Using the material below, copy every line where "briefly" appears.

** BEGIN RECORDS FOR PROCESSING **

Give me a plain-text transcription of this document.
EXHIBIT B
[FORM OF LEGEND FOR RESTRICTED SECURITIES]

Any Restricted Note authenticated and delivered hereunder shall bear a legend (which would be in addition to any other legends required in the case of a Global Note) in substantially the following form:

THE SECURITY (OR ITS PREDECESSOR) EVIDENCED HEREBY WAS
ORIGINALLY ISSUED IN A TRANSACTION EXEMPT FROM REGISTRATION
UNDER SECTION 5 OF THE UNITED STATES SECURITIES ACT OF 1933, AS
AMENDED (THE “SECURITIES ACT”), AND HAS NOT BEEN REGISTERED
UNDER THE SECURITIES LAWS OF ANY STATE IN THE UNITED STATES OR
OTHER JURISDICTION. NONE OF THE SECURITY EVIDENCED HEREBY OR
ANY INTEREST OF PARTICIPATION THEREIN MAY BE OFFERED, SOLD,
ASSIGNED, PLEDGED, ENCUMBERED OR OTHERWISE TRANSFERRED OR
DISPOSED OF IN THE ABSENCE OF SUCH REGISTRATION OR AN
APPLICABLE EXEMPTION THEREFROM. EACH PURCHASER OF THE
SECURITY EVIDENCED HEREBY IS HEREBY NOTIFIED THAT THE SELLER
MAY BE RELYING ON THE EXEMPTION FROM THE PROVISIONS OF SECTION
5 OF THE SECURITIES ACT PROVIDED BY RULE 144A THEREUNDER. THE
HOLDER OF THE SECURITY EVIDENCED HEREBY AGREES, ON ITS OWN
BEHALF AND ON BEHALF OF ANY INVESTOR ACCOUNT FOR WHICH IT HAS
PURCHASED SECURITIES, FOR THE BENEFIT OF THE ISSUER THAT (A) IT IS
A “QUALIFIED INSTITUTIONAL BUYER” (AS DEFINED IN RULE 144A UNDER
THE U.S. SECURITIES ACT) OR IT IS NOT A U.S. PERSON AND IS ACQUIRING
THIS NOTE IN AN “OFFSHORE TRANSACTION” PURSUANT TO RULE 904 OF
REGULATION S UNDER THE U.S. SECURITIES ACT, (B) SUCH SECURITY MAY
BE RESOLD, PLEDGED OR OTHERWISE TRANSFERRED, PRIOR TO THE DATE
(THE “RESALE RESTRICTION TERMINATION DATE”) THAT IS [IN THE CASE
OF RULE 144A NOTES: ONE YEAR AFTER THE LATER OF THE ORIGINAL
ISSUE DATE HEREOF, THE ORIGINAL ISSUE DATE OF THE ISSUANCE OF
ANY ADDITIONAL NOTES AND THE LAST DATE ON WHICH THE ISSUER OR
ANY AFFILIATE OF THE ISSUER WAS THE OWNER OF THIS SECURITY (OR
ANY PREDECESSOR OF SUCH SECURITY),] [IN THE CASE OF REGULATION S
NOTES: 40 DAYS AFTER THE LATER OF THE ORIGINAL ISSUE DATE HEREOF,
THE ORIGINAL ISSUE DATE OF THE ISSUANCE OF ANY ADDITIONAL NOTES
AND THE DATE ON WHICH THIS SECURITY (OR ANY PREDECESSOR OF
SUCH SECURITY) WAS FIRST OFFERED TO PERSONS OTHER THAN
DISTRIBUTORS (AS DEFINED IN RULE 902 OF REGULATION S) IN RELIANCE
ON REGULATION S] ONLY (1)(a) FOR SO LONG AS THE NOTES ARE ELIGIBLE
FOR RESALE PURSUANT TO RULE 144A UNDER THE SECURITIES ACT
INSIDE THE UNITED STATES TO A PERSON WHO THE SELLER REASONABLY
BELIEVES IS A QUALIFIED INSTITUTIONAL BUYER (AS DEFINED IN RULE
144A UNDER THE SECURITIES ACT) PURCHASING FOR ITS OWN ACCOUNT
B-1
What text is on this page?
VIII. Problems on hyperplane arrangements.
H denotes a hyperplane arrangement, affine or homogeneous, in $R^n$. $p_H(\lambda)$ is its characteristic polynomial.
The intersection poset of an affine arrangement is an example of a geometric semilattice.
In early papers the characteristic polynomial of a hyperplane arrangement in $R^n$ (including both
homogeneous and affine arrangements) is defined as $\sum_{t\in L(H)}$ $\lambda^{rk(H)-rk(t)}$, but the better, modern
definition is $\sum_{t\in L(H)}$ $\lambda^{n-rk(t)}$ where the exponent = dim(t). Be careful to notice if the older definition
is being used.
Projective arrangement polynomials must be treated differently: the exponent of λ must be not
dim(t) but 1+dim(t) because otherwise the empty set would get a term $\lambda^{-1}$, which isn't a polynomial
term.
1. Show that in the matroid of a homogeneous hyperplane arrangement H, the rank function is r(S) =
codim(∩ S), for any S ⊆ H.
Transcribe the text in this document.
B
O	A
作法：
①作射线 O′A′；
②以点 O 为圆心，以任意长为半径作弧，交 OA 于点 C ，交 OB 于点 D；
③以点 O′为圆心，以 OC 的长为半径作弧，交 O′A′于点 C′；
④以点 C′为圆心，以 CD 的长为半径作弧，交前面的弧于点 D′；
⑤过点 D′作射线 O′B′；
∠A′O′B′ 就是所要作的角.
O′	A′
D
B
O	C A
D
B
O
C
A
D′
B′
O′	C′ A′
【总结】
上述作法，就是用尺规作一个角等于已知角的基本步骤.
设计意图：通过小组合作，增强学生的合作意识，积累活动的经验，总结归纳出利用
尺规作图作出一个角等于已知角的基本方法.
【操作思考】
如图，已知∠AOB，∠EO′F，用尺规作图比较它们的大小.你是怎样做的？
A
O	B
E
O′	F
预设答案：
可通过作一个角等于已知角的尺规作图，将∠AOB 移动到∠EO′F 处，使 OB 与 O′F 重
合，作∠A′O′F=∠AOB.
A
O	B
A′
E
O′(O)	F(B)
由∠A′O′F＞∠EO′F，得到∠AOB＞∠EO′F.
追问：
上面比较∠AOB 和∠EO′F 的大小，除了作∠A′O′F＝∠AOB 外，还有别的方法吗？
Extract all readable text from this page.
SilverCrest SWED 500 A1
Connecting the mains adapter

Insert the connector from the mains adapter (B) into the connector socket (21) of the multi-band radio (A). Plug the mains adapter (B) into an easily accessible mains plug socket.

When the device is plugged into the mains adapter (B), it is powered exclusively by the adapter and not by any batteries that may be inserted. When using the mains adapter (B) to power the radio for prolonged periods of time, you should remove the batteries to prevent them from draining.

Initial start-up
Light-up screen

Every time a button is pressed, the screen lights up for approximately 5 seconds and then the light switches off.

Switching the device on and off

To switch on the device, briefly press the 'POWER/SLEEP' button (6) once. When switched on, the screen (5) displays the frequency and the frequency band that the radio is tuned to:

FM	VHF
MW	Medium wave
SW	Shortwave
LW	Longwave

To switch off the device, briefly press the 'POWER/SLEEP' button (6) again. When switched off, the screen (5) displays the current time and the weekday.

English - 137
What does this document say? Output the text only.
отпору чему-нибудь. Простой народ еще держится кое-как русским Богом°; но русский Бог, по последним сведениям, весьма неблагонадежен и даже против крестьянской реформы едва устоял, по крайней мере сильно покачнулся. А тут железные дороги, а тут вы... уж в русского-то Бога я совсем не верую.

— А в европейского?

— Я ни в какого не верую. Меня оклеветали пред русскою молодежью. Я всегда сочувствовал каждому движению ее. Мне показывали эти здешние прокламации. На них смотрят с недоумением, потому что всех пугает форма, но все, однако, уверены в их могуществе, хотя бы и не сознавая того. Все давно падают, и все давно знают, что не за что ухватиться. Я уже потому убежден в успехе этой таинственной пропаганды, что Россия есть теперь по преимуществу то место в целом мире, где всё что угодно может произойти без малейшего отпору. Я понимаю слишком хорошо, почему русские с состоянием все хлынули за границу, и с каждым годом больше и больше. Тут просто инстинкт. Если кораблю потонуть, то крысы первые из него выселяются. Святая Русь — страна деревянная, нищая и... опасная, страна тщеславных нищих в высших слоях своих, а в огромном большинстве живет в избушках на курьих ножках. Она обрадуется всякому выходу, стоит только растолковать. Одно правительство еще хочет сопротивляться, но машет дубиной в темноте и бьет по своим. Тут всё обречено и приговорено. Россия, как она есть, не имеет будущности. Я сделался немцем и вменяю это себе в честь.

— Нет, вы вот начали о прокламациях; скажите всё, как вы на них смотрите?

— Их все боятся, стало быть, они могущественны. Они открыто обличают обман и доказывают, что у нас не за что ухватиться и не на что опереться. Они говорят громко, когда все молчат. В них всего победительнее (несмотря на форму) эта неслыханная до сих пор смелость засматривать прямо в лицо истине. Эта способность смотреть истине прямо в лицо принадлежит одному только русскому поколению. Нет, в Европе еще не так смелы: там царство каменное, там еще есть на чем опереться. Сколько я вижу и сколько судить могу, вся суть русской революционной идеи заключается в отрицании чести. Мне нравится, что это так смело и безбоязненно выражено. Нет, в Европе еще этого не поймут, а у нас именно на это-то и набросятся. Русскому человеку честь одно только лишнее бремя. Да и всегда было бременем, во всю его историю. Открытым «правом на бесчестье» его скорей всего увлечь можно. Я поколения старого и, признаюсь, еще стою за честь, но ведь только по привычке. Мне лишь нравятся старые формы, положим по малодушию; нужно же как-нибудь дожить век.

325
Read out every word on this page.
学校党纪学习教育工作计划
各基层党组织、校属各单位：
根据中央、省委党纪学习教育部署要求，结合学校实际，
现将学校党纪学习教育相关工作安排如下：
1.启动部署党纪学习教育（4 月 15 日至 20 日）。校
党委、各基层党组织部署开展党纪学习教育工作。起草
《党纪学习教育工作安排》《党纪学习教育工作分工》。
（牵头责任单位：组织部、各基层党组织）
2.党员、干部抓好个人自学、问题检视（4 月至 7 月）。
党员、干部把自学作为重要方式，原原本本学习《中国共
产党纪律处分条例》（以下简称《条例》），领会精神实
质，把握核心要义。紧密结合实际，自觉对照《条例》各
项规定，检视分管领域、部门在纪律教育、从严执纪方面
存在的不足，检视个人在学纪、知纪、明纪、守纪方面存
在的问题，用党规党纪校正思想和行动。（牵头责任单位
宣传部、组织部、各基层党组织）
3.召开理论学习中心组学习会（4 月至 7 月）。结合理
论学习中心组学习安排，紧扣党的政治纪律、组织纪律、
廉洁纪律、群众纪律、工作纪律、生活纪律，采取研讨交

** END RECORDS FOR PROCESSING **

=== RESULT ===
To switch on the device, briefly press the 'POWER/SLEEP' button (6) once. When switched on, the screen (5) displays the frequency and the frequency band that the radio is tuned to:
To switch off the device, briefly press the 'POWER/SLEEP' button (6) again. When switched off, the screen (5) displays the current time and the weekday.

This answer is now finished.